**EXERCISE:**
Drop every picture and copy exactly the lines from the one with "What data populates" through the last line of the listing below.

-- Begin EXTRACTED ENTRIES --

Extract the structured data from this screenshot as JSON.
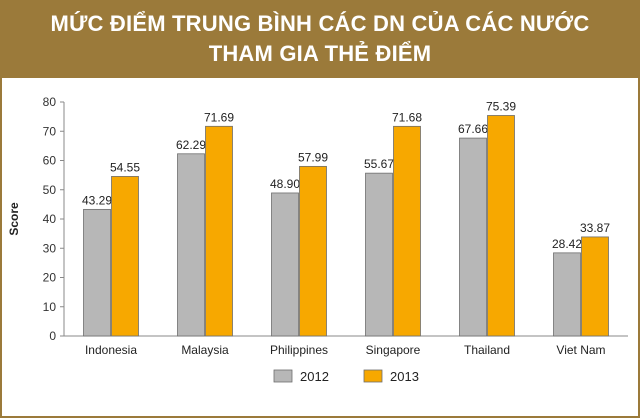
{
  "header": {
    "title_line1": "MỨC ĐIỂM TRUNG BÌNH CÁC DN CỦA CÁC NƯỚC",
    "title_line2": "THAM GIA THẺ ĐIỂM"
  },
  "colors": {
    "header_bg": "#9b7a3a",
    "series_2012": "#b7b7b7",
    "series_2013": "#f7a800",
    "bar_stroke": "#6e6e6e",
    "axis": "#888888"
  },
  "chart_data": {
    "type": "bar",
    "title": "MỨC ĐIỂM TRUNG BÌNH CÁC DN CỦA CÁC NƯỚC THAM GIA THẺ ĐIỂM",
    "xlabel": "",
    "ylabel": "Score",
    "ylim": [
      0,
      80
    ],
    "yticks": [
      0,
      10,
      20,
      30,
      40,
      50,
      60,
      70,
      80
    ],
    "grid": false,
    "legend_position": "bottom",
    "categories": [
      "Indonesia",
      "Malaysia",
      "Philippines",
      "Singapore",
      "Thailand",
      "Viet Nam"
    ],
    "series": [
      {
        "name": "2012",
        "values": [
          43.29,
          62.29,
          48.9,
          55.67,
          67.66,
          28.42
        ],
        "labels": [
          "43.29",
          "62.29",
          "48.90",
          "55.67",
          "67.66",
          "28.42"
        ]
      },
      {
        "name": "2013",
        "values": [
          54.55,
          71.69,
          57.99,
          71.68,
          75.39,
          33.87
        ],
        "labels": [
          "54.55",
          "71.69",
          "57.99",
          "71.68",
          "75.39",
          "33.87"
        ]
      }
    ]
  }
}
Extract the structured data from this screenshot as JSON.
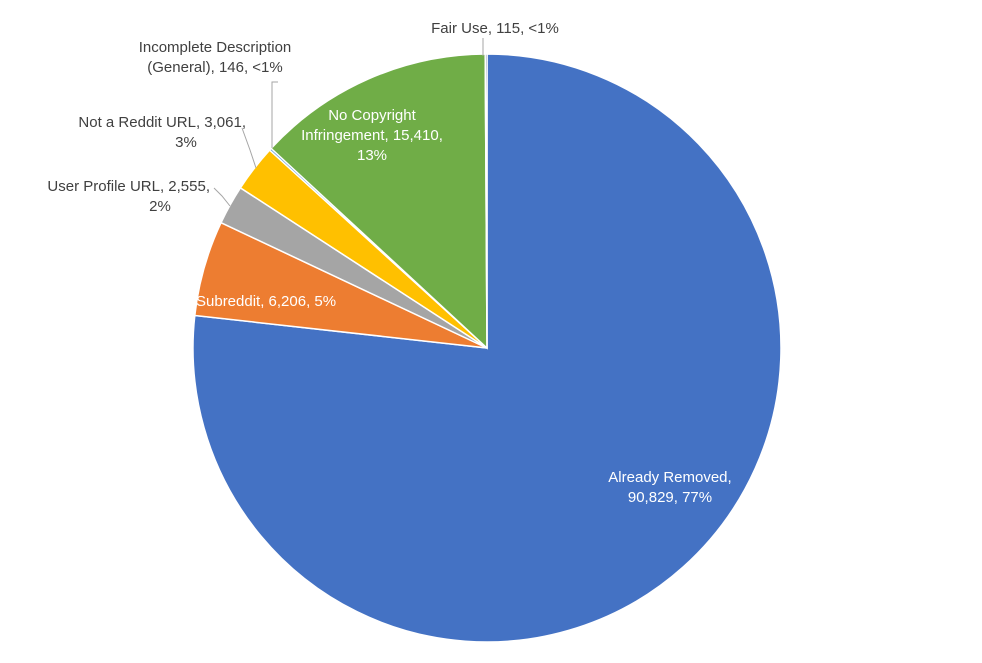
{
  "chart_data": {
    "type": "pie",
    "slices": [
      {
        "name": "Already Removed",
        "value": 90829,
        "percent": "77%",
        "color": "#4472C4",
        "label_lines": [
          "Already Removed,",
          "90,829, 77%"
        ]
      },
      {
        "name": "Subreddit",
        "value": 6206,
        "percent": "5%",
        "color": "#ED7D31",
        "label_lines": [
          "Subreddit, 6,206, 5%"
        ]
      },
      {
        "name": "User Profile URL",
        "value": 2555,
        "percent": "2%",
        "color": "#A5A5A5",
        "label_lines": [
          "User Profile URL, 2,555,",
          "2%"
        ]
      },
      {
        "name": "Not a Reddit URL",
        "value": 3061,
        "percent": "3%",
        "color": "#FFC000",
        "label_lines": [
          "Not a Reddit URL, 3,061,",
          "3%"
        ]
      },
      {
        "name": "Incomplete Description (General)",
        "value": 146,
        "percent": "<1%",
        "color": "#5B9BD5",
        "label_lines": [
          "Incomplete Description",
          "(General), 146, <1%"
        ]
      },
      {
        "name": "No Copyright Infringement",
        "value": 15410,
        "percent": "13%",
        "color": "#70AD47",
        "label_lines": [
          "No Copyright",
          "Infringement, 15,410,",
          "13%"
        ]
      },
      {
        "name": "Fair Use",
        "value": 115,
        "percent": "<1%",
        "color": "#264478",
        "label_lines": [
          "Fair Use, 115, <1%"
        ]
      }
    ],
    "start": "12 o'clock",
    "direction": "clockwise",
    "legend": "none"
  }
}
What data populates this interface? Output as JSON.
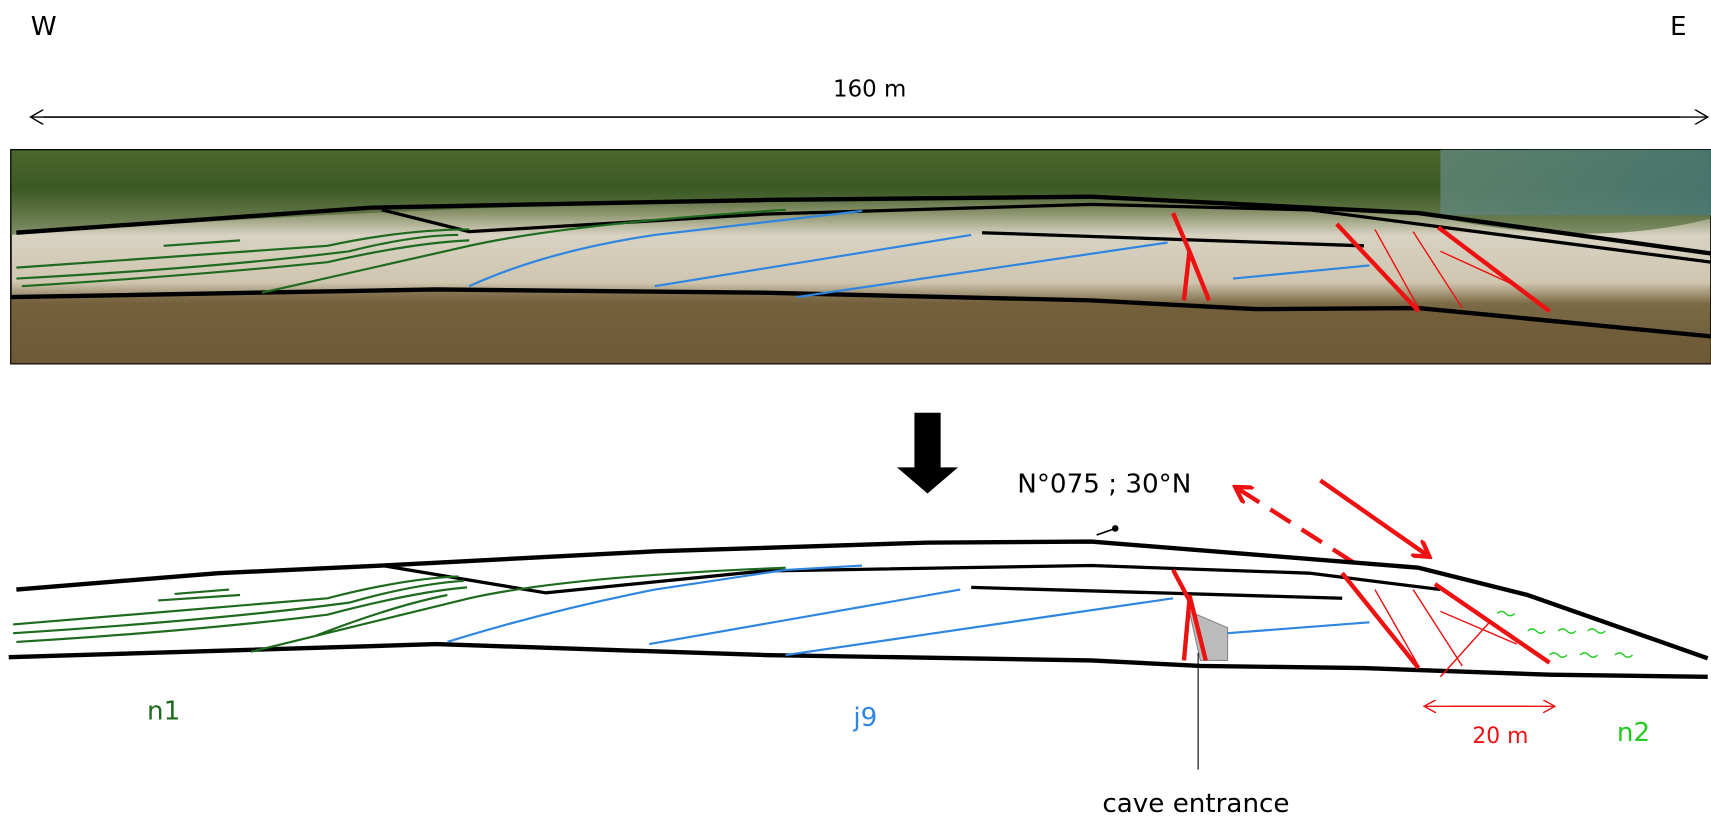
{
  "labels": {
    "west": "W",
    "east": "E",
    "scale_top": "160 m",
    "orientation": "N°075 ; 30°N",
    "unit_n1": "n1",
    "unit_j9": "j9",
    "unit_n2": "n2",
    "scale_fault": "20 m",
    "cave": "cave entrance"
  }
}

-- End EXTRACTED ENTRIES --

**OUTPUT OF THE TASK:**
What data populates this interface? Output as JSON.
{
  "labels": {
    "west": "W",
    "east": "E",
    "scale_top": "160 m",
    "orientation": "N°075 ; 30°N",
    "unit_n1": "n1",
    "unit_j9": "j9",
    "unit_n2": "n2",
    "scale_fault": "20 m",
    "cave": "cave entrance"
  }
}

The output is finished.